=== Activity ===
State how many lines in these records contain the word "engulle", and nothing else.

=== Task inputs ===
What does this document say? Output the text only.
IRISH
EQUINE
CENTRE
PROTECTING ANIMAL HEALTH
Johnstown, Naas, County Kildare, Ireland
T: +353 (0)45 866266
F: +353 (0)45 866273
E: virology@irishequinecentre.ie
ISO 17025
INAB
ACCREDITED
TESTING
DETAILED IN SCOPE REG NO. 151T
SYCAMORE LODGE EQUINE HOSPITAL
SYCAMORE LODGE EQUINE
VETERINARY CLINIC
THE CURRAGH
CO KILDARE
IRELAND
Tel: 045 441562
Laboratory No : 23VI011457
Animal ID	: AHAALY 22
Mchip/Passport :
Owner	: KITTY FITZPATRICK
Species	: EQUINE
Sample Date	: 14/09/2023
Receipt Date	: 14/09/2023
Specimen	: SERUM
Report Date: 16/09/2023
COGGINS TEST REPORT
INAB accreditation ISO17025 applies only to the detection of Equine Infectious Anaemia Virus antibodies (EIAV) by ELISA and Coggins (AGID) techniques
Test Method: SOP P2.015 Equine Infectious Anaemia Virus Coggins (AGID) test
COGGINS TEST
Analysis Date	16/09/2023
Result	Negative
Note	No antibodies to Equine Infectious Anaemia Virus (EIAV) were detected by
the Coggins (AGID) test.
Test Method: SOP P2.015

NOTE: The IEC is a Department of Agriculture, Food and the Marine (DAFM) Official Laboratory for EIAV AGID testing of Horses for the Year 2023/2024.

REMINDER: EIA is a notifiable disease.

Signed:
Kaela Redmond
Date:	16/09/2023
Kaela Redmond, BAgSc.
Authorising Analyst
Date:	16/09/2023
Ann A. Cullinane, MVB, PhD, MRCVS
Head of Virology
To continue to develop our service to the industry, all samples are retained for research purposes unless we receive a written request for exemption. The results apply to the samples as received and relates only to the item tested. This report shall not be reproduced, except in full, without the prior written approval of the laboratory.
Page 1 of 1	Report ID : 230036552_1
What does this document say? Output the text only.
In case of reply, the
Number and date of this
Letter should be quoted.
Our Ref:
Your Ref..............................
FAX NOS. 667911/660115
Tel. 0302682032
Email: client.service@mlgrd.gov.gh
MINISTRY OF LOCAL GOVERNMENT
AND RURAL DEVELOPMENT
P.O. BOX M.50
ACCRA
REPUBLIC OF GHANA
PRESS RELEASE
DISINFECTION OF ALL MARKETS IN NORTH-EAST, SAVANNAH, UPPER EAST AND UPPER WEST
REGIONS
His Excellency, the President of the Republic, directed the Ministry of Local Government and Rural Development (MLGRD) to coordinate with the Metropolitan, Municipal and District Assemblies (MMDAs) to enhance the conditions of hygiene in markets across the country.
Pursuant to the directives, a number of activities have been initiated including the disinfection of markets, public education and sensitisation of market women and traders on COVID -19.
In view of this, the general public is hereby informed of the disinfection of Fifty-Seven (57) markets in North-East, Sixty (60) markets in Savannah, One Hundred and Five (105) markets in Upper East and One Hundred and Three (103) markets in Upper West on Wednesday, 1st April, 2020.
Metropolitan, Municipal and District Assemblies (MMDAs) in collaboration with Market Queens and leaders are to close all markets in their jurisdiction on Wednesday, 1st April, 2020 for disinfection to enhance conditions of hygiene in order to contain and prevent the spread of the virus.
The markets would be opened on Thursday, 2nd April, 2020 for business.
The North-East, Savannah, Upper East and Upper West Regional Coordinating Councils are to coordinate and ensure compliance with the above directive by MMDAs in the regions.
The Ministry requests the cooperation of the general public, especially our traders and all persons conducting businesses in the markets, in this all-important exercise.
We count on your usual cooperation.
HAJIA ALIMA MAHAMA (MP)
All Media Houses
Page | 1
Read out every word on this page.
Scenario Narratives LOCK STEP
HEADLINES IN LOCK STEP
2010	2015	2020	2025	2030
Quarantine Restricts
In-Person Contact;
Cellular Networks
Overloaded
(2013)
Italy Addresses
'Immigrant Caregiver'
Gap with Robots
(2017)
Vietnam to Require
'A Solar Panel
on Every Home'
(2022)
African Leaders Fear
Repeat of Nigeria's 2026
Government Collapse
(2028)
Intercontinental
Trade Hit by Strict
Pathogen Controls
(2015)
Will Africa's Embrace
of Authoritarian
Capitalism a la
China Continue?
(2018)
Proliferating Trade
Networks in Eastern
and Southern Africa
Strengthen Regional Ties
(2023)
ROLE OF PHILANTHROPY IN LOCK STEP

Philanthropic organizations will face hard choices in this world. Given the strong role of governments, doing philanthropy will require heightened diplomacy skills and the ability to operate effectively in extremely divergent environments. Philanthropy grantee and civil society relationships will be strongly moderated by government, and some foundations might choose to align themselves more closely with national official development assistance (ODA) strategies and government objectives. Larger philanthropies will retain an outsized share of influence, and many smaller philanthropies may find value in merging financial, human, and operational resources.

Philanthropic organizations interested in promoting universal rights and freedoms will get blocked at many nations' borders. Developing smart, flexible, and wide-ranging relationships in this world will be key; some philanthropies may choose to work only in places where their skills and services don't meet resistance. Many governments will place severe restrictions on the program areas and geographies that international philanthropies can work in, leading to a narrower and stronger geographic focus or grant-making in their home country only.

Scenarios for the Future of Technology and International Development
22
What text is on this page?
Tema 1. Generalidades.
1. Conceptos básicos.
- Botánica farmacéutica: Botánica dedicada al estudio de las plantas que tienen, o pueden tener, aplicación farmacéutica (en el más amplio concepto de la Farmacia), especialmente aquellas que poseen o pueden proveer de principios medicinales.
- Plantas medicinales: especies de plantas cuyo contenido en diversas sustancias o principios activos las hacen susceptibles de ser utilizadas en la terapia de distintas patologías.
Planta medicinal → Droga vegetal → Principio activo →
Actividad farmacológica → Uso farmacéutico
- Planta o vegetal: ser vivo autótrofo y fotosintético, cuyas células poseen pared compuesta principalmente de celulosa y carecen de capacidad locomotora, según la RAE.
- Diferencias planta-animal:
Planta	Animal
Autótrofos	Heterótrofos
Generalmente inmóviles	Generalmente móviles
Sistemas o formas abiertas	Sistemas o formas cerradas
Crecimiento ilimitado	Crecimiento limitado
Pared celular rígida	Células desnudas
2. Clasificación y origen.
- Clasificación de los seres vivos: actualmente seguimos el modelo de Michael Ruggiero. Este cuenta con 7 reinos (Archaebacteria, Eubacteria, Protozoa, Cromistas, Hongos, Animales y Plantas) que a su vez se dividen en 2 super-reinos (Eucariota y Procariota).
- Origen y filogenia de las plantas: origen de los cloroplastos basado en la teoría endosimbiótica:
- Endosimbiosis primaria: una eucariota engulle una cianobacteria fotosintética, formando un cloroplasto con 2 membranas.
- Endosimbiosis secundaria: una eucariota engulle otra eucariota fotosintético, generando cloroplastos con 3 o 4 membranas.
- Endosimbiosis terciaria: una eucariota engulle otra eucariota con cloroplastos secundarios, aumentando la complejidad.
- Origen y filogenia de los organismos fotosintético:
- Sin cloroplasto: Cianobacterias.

=== Reply ===
3